Will you give every entry again exactly as it stands?

-------- Record list --------

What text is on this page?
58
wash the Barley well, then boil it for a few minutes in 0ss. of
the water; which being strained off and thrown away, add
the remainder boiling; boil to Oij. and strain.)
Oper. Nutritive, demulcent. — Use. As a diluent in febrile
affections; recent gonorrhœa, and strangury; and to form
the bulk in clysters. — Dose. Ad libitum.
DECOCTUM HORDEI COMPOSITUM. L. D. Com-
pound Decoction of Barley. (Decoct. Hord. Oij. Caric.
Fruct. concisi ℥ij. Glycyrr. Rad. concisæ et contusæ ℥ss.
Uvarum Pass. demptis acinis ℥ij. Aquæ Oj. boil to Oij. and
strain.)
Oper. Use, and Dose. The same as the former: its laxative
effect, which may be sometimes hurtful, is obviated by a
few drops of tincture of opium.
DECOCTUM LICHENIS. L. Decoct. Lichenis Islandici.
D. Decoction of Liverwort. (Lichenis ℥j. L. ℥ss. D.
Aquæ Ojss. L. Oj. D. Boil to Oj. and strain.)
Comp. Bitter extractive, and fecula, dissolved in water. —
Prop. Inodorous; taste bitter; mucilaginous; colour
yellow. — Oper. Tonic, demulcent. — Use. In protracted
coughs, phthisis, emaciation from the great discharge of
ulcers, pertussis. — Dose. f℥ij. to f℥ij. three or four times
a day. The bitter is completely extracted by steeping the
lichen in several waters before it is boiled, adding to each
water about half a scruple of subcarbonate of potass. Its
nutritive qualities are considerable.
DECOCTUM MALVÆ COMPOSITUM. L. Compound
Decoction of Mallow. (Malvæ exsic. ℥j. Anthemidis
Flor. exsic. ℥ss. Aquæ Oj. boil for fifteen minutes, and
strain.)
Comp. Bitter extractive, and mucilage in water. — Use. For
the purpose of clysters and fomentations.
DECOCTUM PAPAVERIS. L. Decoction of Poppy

--------

Result below:
What text is on this page?
58
wash the Barley well, then boil it for a few minutes in 0ss. of
the water; which being strained off and thrown away, add
the remainder boiling; boil to Oij. and strain.)
Oper. Nutritive, demulcent. — Use. As a diluent in febrile
affections; recent gonorrhœa, and strangury; and to form
the bulk in clysters. — Dose. Ad libitum.
DECOCTUM HORDEI COMPOSITUM. L. D. Com-
pound Decoction of Barley. (Decoct. Hord. Oij. Caric.
Fruct. concisi ℥ij. Glycyrr. Rad. concisæ et contusæ ℥ss.
Uvarum Pass. demptis acinis ℥ij. Aquæ Oj. boil to Oij. and
strain.)
Oper. Use, and Dose. The same as the former: its laxative
effect, which may be sometimes hurtful, is obviated by a
few drops of tincture of opium.
DECOCTUM LICHENIS. L. Decoct. Lichenis Islandici.
D. Decoction of Liverwort. (Lichenis ℥j. L. ℥ss. D.
Aquæ Ojss. L. Oj. D. Boil to Oj. and strain.)
Comp. Bitter extractive, and fecula, dissolved in water. —
Prop. Inodorous; taste bitter; mucilaginous; colour
yellow. — Oper. Tonic, demulcent. — Use. In protracted
coughs, phthisis, emaciation from the great discharge of
ulcers, pertussis. — Dose. f℥ij. to f℥ij. three or four times
a day. The bitter is completely extracted by steeping the
lichen in several waters before it is boiled, adding to each
water about half a scruple of subcarbonate of potass. Its
nutritive qualities are considerable.
DECOCTUM MALVÆ COMPOSITUM. L. Compound
Decoction of Mallow. (Malvæ exsic. ℥j. Anthemidis
Flor. exsic. ℥ss. Aquæ Oj. boil for fifteen minutes, and
strain.)
Comp. Bitter extractive, and mucilage in water. — Use. For
the purpose of clysters and fomentations.
DECOCTUM PAPAVERIS. L. Decoction of Poppy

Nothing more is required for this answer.